- QUOTED PASSAGE
*** Begin section ***

Yes this will result in higher costs to all of us but I would rather pay more than the insane alternative of importing cheap labour and at the same time paying benefits for 9 million UK nationals to be economically inactive.

We have an ongoing and probably enduring cost of living crisis. Paying more is simply not realistic for most. What will probably happen is that adult social care will mostly be provided for by SAHMs, like in the good old days. Women will be saddled with it. Women in fact are already disproportionately saddled with caring duties and it'll only get worse - but there's your labour gap filled. Unpaid of course.

JHound · 12/05/2025 10:17

Employers tried this in the sugar plantations of the Caribbean by importing low cost labour from Africa and even provided free transport until right minded people decided that slavery was not acceptable.

@1dayatatime

I am not sure chattel slavery, where people were literal property, is comparable to people choosing to come to the UK as care home workers….

But I agree with the broader point that capitalist systems seem to need a class of low paid / exploited people to function. And many employers use immigration, not merely to fill critical skills shortages, but to keep their profits high and avoid paying decent wages.

Preventing care homes importing workers is a good thing but in the interim there will be pain as we deal with the shortage of carers.

Some of our long term unemployed should be encouraged into the workforce.

1dayatatime · 12/05/2025 10:17

@JHound

"Importing carers is an interim measure - we need a long term solution."

*** End section ***

- STORED DATA
*** Begin section ***

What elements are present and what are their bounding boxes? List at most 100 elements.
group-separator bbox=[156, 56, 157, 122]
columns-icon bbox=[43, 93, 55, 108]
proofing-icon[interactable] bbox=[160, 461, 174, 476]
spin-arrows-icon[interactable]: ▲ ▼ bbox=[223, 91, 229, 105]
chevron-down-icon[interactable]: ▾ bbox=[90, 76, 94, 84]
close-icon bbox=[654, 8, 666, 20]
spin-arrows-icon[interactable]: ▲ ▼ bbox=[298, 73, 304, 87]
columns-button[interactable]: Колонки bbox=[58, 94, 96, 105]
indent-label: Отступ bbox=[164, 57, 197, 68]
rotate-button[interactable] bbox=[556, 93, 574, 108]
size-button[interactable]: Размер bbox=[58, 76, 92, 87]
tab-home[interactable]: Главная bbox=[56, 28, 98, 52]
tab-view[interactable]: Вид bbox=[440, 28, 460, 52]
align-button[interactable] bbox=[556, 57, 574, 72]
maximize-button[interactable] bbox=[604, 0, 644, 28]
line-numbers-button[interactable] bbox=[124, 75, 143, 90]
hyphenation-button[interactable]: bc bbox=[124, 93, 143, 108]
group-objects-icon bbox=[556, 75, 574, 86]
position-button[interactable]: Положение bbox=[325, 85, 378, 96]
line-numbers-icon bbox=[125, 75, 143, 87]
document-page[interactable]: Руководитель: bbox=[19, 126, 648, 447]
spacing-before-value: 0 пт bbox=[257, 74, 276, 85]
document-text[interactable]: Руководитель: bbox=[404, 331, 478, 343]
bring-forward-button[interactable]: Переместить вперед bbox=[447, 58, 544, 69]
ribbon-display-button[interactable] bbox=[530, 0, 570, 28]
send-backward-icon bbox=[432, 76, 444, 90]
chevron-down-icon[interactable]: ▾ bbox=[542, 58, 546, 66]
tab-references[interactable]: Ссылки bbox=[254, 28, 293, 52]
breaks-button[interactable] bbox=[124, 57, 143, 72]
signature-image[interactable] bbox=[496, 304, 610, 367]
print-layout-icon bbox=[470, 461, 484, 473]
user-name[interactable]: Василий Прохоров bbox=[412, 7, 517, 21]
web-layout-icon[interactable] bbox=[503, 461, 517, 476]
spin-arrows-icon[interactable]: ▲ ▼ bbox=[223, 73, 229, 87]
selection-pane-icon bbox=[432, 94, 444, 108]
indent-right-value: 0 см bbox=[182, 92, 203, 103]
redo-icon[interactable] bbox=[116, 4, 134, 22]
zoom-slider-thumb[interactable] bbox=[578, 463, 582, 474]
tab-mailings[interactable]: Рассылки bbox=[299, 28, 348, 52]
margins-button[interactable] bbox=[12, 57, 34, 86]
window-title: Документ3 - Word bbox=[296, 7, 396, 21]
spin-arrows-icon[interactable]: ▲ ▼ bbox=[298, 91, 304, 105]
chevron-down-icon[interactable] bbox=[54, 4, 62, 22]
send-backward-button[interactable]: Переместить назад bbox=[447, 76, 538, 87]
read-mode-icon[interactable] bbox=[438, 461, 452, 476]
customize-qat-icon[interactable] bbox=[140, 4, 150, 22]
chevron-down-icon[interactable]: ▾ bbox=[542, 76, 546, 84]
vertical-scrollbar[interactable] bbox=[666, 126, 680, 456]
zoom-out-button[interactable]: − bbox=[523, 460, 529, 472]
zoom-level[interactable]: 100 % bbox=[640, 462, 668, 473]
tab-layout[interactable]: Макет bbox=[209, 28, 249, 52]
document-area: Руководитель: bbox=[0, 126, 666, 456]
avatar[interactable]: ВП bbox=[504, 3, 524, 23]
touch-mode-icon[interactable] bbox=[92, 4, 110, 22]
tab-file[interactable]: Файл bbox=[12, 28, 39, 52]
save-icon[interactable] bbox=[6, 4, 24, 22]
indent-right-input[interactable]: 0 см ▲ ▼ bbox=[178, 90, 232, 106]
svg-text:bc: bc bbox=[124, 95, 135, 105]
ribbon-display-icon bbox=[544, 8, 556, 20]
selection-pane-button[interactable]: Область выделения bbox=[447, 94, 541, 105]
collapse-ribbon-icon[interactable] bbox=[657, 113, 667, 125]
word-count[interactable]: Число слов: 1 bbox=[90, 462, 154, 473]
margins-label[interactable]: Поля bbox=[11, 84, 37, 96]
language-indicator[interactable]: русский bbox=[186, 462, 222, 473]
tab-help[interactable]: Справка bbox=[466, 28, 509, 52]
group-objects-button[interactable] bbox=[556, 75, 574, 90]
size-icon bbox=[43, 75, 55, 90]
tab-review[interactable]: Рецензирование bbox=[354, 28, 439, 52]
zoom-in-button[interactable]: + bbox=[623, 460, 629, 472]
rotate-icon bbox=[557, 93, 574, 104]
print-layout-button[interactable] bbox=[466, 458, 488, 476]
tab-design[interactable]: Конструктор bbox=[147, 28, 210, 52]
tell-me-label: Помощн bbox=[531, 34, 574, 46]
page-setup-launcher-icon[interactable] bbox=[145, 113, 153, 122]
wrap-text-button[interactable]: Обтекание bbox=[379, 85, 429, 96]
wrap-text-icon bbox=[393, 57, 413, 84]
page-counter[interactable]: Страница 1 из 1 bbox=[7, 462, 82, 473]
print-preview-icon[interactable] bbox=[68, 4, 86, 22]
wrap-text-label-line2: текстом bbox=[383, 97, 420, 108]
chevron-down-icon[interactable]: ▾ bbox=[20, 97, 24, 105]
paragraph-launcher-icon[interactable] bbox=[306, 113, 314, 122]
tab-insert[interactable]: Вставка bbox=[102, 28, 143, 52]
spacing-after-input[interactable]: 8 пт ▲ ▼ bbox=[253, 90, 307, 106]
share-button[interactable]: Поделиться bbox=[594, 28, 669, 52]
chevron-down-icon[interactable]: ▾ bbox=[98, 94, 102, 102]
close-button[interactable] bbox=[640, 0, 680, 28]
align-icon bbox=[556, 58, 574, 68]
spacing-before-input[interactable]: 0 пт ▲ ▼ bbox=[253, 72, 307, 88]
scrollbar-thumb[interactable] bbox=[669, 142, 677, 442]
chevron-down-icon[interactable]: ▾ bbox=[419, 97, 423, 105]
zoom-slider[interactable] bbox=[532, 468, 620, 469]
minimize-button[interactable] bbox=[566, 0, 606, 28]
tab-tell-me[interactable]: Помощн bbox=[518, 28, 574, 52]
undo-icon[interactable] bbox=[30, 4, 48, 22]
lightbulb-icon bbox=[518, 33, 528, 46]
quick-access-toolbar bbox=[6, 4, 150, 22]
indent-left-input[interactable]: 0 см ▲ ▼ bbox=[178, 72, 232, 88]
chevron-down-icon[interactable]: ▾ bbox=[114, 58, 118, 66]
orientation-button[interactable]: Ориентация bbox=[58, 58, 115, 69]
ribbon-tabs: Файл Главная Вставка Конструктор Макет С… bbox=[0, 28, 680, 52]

*** End section ***

- PROBLEMS AND TASKS
**1)** In the forum discussion on care workers, how many UK nationals does the first comment say are paid benefits to be economically inactive?
**2)** Continue the forum discussion on care workers from its last line.

- EXPECTED RESULTS
**1)** 9 million.

**2)**
Yep - it's called paying higher wages for such jobs.

Currently we have a situation where under globalisation we import manufactured goods from China and then see manufacturing jobs in the UK disappear. These people then become economically inactive on benefits.

We then have difficulties finding people to fill service jobs that still exist but on low pay. So rather than pay up for them it's cheaper to just import the labour and so on.

The current system is unsustainable.

beAsensible1 · 12/05/2025 10:19

Genevieva · 11/05/2025 15:25

Ideally we’d have a rolling recruitment cycle of people who come for 3 to five years then leave and are replaced by others. Each person would get some career enhancing experience, save a bit of money to take home and experience life in the U.K.. Our failure is that low wage immigration becomes permanent resettlement, which lowers our GDP per capita and puts huge strain on both public services and the welfare state. Until our government enforce fixed term visas this sort of knee jerk reaction will be par for the course.

Getting IDL after 5 years on a low skilled visa is a bit silly frankly.

RareGoalsVerge · 12/05/2025 10:20

@Locutus2000 Surely care homes are exactly where immigrant labour is needed? What is the alternative, other than actually paying care staff properly and improving working conditions to the point people actually want to do it?

Surely this is precisely why this is a good policy? Employers will not start actually paying care staff properly and improving working conditions to the point people actually want to do it while there is a cheaper alternative available. So you ban the cheaper alternative.

StandFirm · 12/05/2025 10:22

But who will actually pay the higher prices?

Genevieva · 12/05/2025 10:22

beAsensible1 · 12/05/2025 10:19

Getting IDL after 5 years on a low skilled visa is a bit silly frankly.

Giving indefinite leave to remain to any low skilled migrant at any point is silly. It’s fine for them to come, work and leave, but adding them to the pool of people that taxpayers are responsible for supporting just isn’t sensible.

1dayatatime · 12/05/2025 10:22

@JHound

"Some of our long term unemployed should be encouraged into the workforce."

The number of long term unemployed is actually very low- most have transferred to incapacity benefits (often legitimately with mental health issues- being unemployed does that to you) which a) pays more and b) has no obligation to try and find a job.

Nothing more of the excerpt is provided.